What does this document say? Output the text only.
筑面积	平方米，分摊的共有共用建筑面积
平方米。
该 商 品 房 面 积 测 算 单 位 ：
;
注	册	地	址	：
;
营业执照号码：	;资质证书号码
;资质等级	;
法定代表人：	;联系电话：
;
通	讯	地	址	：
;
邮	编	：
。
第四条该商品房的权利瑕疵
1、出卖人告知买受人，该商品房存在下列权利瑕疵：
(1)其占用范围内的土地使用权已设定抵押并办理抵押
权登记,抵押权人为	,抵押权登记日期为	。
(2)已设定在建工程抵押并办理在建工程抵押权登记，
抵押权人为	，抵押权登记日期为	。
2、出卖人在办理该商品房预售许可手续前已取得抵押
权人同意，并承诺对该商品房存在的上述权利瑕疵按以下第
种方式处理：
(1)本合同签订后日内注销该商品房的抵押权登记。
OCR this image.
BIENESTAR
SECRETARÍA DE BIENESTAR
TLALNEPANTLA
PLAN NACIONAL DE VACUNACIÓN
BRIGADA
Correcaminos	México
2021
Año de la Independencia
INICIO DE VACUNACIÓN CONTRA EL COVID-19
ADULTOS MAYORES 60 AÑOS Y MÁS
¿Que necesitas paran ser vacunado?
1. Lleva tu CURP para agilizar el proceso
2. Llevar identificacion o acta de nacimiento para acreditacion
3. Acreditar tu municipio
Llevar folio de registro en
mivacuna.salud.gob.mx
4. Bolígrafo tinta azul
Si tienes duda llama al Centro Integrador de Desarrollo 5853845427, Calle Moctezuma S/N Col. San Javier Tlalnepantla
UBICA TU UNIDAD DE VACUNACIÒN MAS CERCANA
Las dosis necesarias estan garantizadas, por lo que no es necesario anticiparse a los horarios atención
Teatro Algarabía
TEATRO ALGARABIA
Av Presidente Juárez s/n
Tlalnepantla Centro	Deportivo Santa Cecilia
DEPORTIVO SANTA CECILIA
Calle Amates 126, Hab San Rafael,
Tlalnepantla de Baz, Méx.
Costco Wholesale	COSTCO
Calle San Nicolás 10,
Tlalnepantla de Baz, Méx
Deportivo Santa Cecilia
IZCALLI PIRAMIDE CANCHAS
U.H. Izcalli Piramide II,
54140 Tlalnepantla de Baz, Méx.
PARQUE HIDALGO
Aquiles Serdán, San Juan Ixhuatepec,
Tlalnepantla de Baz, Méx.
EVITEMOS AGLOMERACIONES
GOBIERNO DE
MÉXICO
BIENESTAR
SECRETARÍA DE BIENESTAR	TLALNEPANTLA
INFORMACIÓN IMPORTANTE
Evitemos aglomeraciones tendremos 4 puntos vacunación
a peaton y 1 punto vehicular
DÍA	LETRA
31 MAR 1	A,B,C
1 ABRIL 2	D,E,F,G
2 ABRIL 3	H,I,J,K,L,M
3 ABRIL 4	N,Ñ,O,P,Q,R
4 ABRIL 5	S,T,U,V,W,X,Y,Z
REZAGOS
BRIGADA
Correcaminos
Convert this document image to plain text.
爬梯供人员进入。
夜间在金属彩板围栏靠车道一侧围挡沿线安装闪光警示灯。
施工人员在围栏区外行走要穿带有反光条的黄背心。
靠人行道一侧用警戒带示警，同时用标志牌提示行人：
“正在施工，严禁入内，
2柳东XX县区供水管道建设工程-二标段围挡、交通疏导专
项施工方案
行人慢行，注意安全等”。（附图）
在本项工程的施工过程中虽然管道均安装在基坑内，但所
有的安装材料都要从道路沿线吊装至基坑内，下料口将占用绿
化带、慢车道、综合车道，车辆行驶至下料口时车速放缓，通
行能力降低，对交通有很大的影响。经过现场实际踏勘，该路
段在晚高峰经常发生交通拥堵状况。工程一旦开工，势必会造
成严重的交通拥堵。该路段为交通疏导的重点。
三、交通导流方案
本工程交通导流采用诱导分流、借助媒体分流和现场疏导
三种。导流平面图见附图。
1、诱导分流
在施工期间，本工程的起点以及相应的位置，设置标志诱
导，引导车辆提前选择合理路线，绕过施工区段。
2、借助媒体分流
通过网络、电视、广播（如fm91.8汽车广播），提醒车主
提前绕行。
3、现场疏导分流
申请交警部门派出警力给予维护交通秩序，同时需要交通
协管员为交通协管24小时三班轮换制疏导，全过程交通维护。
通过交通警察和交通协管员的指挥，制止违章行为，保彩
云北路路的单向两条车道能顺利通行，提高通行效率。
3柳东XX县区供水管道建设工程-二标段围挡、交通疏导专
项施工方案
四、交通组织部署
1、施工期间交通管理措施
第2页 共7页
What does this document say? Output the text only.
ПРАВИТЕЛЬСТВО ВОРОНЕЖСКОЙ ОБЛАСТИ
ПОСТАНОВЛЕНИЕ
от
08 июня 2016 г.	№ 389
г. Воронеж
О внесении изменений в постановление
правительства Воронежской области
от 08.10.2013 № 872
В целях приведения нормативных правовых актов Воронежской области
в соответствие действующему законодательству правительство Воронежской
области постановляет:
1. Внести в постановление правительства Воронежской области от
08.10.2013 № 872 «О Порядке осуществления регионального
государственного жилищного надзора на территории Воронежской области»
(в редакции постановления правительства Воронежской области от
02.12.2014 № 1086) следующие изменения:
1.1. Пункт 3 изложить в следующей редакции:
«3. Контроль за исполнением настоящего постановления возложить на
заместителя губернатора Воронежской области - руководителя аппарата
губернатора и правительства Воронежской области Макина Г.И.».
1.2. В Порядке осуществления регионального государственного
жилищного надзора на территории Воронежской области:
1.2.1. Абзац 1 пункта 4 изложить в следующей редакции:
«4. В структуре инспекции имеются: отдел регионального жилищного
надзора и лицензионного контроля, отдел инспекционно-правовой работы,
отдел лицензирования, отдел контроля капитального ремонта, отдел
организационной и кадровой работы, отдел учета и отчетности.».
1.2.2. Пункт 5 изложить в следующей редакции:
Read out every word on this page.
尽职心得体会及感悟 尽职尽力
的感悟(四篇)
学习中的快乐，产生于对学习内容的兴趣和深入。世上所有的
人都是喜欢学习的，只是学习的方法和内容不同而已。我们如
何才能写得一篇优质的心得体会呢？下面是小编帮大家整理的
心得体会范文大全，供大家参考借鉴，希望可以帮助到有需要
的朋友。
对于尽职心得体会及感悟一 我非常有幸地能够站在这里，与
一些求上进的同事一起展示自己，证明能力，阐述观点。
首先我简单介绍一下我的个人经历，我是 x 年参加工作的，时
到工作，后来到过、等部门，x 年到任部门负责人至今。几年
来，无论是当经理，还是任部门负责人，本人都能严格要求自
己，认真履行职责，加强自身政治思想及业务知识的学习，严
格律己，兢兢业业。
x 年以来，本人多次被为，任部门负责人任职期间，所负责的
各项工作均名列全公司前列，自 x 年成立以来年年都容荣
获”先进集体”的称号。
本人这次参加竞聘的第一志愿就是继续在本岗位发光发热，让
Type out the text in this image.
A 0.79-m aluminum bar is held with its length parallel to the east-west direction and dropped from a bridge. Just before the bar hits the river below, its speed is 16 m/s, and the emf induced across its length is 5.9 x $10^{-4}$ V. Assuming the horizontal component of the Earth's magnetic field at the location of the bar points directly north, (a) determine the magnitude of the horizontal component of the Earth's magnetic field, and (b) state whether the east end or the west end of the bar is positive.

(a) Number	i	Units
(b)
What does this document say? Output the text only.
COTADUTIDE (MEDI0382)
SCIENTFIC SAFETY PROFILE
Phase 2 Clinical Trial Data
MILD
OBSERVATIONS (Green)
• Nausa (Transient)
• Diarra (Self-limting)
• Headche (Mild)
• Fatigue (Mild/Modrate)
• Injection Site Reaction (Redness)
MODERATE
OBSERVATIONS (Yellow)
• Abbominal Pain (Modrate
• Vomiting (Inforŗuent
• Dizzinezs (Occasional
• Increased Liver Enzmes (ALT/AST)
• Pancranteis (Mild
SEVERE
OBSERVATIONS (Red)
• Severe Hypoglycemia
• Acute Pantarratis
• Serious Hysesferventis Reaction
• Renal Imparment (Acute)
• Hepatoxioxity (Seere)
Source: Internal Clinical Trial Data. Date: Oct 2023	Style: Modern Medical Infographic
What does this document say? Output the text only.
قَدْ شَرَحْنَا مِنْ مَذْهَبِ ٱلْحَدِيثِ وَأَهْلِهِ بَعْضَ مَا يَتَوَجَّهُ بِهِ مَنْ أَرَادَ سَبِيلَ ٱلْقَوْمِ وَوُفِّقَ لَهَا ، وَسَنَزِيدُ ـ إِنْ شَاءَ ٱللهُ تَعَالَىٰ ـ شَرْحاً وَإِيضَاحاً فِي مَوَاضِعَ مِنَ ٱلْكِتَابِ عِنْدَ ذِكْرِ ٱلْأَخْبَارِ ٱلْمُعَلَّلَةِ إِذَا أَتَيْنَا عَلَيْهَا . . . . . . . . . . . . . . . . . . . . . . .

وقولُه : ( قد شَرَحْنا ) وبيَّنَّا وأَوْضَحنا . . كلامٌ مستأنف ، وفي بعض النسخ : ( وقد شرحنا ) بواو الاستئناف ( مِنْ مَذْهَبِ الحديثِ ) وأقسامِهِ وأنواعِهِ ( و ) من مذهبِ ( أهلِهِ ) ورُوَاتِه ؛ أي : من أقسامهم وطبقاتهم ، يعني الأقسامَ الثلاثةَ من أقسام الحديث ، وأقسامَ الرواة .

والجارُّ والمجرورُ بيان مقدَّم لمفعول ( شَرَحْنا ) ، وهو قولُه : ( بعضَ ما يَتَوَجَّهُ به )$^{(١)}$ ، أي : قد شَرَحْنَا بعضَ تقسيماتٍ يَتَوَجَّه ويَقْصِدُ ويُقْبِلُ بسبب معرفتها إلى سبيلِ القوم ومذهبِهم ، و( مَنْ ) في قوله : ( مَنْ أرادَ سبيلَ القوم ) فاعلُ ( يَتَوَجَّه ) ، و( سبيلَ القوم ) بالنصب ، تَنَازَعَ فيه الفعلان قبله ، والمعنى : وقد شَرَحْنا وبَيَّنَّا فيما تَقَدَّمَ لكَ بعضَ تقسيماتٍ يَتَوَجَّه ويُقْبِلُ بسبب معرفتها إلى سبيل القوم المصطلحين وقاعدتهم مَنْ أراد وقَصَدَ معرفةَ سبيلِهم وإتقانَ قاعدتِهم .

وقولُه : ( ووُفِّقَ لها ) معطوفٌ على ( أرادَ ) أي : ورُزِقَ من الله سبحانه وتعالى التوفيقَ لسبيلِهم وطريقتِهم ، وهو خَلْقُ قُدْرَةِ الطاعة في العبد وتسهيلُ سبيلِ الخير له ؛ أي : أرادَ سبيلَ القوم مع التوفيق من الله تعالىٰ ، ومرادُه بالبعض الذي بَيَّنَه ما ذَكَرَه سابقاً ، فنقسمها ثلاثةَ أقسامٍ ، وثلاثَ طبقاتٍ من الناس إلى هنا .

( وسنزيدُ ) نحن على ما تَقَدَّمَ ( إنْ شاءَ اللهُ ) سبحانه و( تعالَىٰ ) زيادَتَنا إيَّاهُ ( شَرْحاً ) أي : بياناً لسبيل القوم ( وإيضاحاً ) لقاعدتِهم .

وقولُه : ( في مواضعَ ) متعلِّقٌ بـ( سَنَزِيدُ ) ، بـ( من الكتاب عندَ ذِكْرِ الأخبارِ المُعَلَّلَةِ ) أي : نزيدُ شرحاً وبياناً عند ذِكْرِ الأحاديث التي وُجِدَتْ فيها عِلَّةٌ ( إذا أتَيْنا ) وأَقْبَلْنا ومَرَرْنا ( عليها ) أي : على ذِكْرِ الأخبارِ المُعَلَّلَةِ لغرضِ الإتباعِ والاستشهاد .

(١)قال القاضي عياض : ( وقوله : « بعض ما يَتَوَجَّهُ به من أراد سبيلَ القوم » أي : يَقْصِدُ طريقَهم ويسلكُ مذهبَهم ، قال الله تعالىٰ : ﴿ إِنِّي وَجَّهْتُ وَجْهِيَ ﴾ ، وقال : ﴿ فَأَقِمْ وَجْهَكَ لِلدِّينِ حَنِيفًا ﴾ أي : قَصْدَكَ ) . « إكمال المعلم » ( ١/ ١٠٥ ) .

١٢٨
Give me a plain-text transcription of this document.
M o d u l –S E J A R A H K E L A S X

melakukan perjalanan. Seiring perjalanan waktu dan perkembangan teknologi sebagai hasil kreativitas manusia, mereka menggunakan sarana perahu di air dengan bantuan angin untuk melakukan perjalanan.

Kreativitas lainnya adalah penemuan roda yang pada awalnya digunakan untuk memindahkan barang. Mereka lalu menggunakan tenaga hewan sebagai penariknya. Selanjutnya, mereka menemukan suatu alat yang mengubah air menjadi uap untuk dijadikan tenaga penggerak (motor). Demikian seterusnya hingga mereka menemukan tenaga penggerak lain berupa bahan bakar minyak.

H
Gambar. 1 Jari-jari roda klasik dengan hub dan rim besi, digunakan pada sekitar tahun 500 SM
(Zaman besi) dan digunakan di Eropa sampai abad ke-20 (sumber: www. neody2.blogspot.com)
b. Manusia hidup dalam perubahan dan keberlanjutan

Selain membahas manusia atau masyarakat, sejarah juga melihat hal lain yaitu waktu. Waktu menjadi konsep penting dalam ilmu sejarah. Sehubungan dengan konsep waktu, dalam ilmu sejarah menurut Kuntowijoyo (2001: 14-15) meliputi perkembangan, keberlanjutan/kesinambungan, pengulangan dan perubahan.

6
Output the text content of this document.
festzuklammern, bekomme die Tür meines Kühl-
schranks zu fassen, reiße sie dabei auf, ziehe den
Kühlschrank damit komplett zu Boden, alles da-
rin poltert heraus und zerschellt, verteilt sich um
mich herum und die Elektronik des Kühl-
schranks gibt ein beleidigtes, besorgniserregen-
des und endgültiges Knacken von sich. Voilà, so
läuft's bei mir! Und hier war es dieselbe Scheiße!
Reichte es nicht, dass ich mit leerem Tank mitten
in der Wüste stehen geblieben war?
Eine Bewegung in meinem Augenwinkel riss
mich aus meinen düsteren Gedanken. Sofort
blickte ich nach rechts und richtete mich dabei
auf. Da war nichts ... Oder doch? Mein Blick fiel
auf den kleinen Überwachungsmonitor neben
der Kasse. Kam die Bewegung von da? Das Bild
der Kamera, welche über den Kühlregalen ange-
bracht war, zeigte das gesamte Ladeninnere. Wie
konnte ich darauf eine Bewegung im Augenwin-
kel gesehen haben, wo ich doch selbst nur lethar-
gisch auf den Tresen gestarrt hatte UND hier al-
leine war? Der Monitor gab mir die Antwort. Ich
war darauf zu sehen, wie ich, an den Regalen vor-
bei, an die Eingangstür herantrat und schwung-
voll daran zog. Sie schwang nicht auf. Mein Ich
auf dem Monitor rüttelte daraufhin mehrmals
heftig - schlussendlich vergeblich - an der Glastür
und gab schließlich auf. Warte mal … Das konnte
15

::::::::::

WHAT TO DO>
Reproduce each line from the records that contains the word "perkembangan".

WORKED ANSWER>
melakukan perjalanan. Seiring perjalanan waktu dan perkembangan teknologi sebagai hasil kreativitas manusia, mereka menggunakan sarana perahu di air dengan bantuan angin untuk melakukan perjalanan.
Selain membahas manusia atau masyarakat, sejarah juga melihat hal lain yaitu waktu. Waktu menjadi konsep penting dalam ilmu sejarah. Sehubungan dengan konsep waktu, dalam ilmu sejarah menurut Kuntowijoyo (2001: 14-15) meliputi perkembangan, keberlanjutan/kesinambungan, pengulangan dan perubahan.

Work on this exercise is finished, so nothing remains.